:: WRITTEN TASK ::
Pull out every line below holding the word "this".

— Start THE INPUT —

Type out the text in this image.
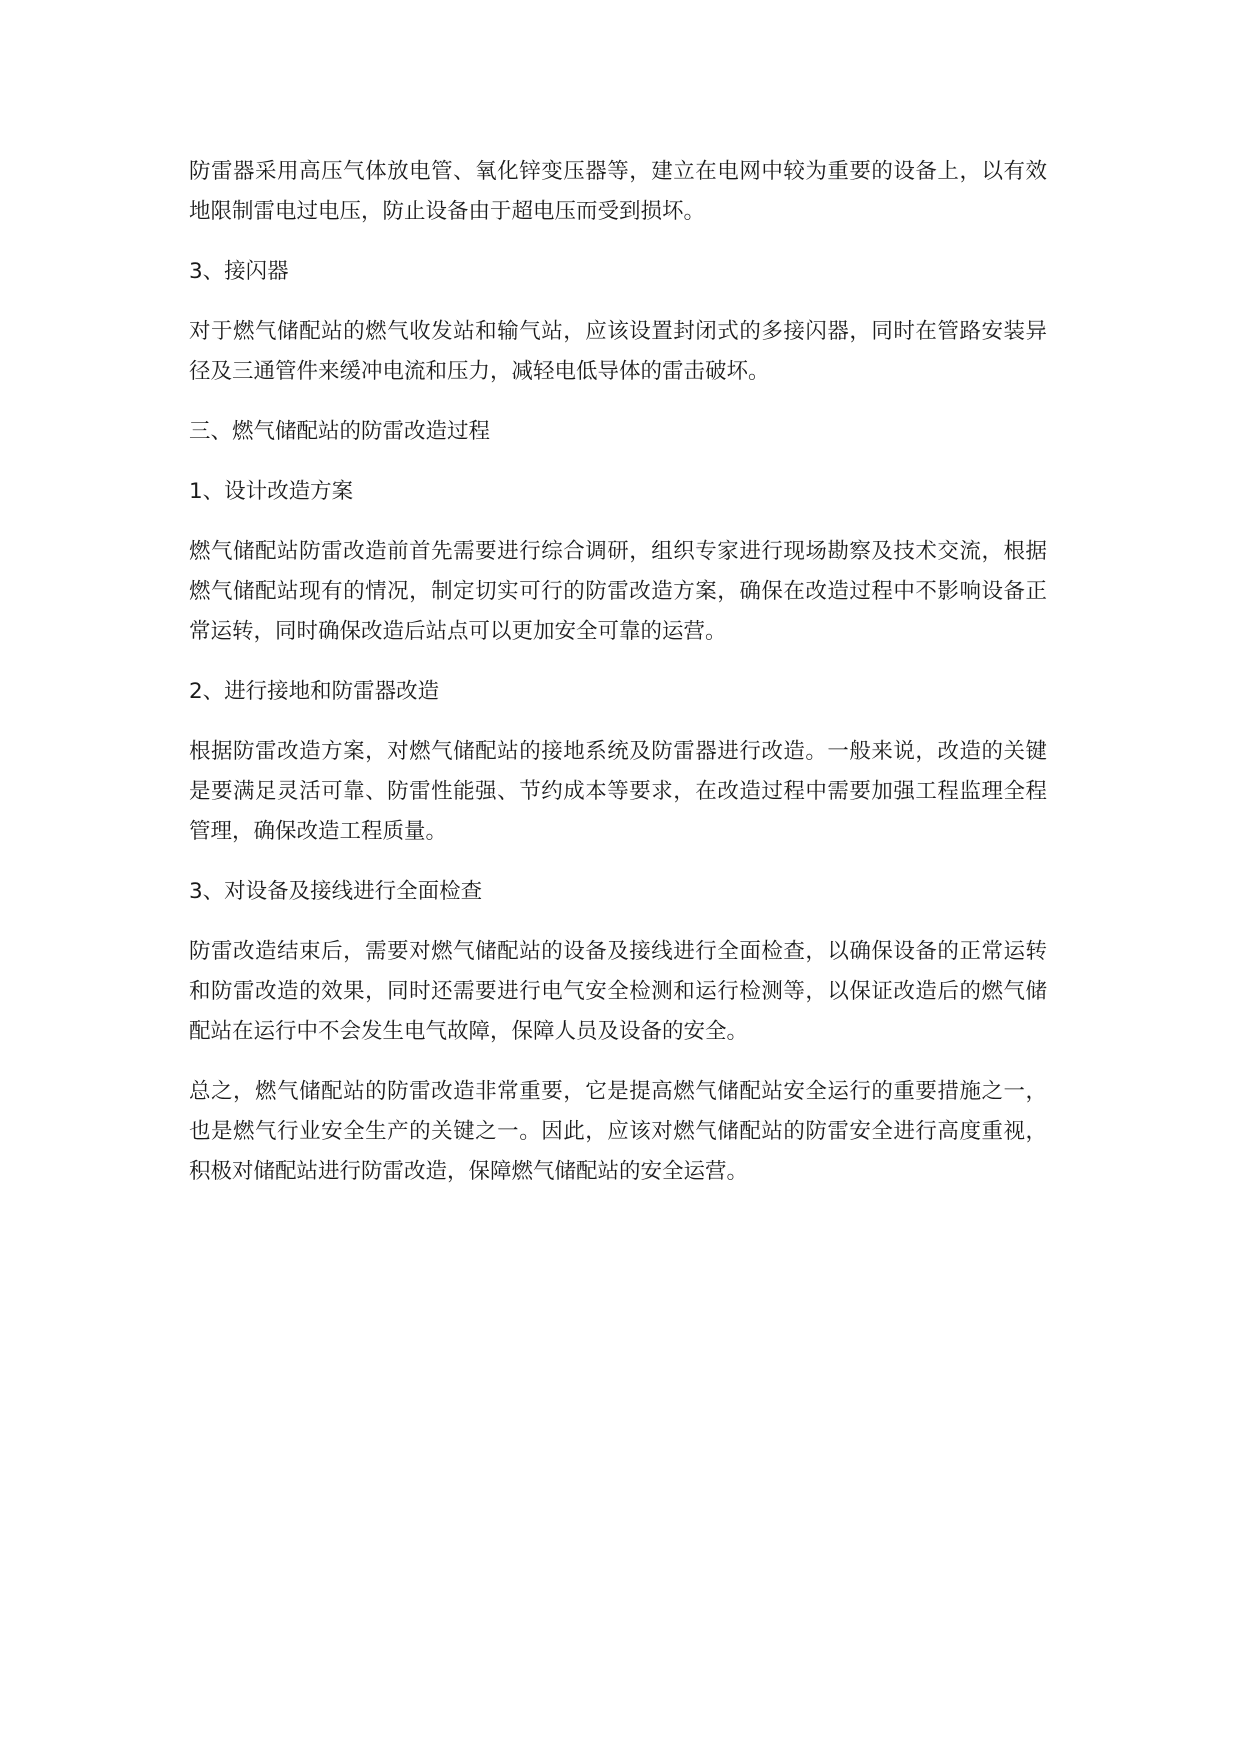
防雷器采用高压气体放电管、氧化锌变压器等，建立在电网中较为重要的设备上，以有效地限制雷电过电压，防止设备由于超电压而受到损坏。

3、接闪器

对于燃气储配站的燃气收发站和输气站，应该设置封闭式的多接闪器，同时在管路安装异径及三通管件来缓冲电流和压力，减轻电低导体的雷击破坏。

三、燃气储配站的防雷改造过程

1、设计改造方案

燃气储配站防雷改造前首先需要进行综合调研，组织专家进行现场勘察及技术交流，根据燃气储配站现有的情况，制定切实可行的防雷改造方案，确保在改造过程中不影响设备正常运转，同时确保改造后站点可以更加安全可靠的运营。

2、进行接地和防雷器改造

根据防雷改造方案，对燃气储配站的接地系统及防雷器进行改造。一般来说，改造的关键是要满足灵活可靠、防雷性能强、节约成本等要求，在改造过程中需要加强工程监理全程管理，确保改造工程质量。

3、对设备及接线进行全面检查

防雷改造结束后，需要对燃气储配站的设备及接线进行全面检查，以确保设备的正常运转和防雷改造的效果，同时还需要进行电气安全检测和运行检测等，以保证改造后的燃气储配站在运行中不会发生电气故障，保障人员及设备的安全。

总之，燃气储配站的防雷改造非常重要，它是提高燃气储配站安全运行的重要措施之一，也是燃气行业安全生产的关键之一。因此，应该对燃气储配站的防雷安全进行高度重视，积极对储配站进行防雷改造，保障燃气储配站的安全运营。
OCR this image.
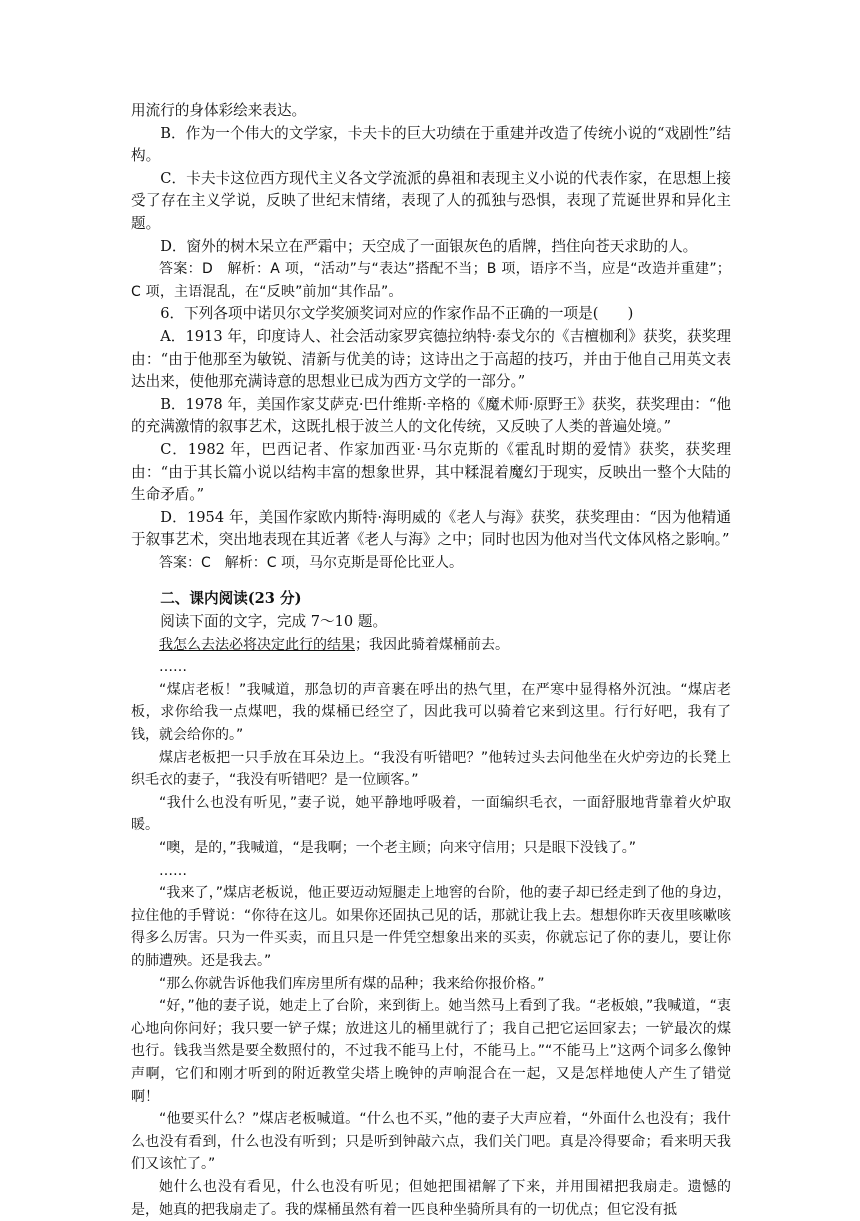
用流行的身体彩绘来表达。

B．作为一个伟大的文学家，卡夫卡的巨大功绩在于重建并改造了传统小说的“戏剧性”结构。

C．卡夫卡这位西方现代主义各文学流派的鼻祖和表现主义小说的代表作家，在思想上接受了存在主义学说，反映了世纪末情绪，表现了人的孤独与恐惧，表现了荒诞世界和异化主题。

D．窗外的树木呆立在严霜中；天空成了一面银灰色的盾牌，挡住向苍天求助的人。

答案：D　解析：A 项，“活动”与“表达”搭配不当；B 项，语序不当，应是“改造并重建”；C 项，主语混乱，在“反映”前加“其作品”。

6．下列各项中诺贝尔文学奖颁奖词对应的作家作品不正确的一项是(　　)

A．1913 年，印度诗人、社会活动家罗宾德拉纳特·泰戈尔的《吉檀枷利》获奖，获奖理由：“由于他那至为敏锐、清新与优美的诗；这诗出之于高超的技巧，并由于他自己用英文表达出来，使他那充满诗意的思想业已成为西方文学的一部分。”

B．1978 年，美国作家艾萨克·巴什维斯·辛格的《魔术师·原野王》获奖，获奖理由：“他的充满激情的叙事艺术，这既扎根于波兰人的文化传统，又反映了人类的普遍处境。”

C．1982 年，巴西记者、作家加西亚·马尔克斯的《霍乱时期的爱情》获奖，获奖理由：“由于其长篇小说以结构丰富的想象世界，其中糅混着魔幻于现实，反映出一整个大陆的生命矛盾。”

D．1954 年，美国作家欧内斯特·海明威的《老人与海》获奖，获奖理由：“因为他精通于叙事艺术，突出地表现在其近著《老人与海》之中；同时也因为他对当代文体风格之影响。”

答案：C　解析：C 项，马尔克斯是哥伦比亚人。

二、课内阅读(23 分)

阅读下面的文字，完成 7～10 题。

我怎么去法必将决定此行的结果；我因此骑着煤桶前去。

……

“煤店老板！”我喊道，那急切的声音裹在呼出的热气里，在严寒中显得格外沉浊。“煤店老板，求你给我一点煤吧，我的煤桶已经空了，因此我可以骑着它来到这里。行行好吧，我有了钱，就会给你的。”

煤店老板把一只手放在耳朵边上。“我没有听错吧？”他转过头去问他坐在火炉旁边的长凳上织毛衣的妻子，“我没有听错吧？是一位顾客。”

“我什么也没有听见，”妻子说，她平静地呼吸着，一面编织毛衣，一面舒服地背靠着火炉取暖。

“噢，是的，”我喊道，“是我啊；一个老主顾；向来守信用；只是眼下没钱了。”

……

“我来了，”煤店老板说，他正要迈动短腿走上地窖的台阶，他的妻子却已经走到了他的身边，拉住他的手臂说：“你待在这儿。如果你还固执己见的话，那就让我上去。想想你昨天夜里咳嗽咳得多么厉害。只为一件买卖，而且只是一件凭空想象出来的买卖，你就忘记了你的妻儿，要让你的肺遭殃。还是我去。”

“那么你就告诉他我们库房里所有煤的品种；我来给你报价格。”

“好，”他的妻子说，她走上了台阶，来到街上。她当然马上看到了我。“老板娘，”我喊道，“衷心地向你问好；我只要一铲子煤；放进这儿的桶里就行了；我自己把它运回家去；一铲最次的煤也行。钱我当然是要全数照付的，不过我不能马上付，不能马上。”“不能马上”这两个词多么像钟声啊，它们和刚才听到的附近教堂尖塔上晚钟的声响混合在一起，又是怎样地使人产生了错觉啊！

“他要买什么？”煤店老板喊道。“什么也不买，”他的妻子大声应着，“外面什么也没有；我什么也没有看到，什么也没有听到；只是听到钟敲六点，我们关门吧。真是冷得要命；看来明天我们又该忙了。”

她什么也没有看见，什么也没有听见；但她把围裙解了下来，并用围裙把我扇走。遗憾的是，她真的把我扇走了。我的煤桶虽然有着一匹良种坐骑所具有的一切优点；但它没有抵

— End THE INPUT —

:: COMPLETE OUTPUT ::
Type out the text in this image.
OCR this image.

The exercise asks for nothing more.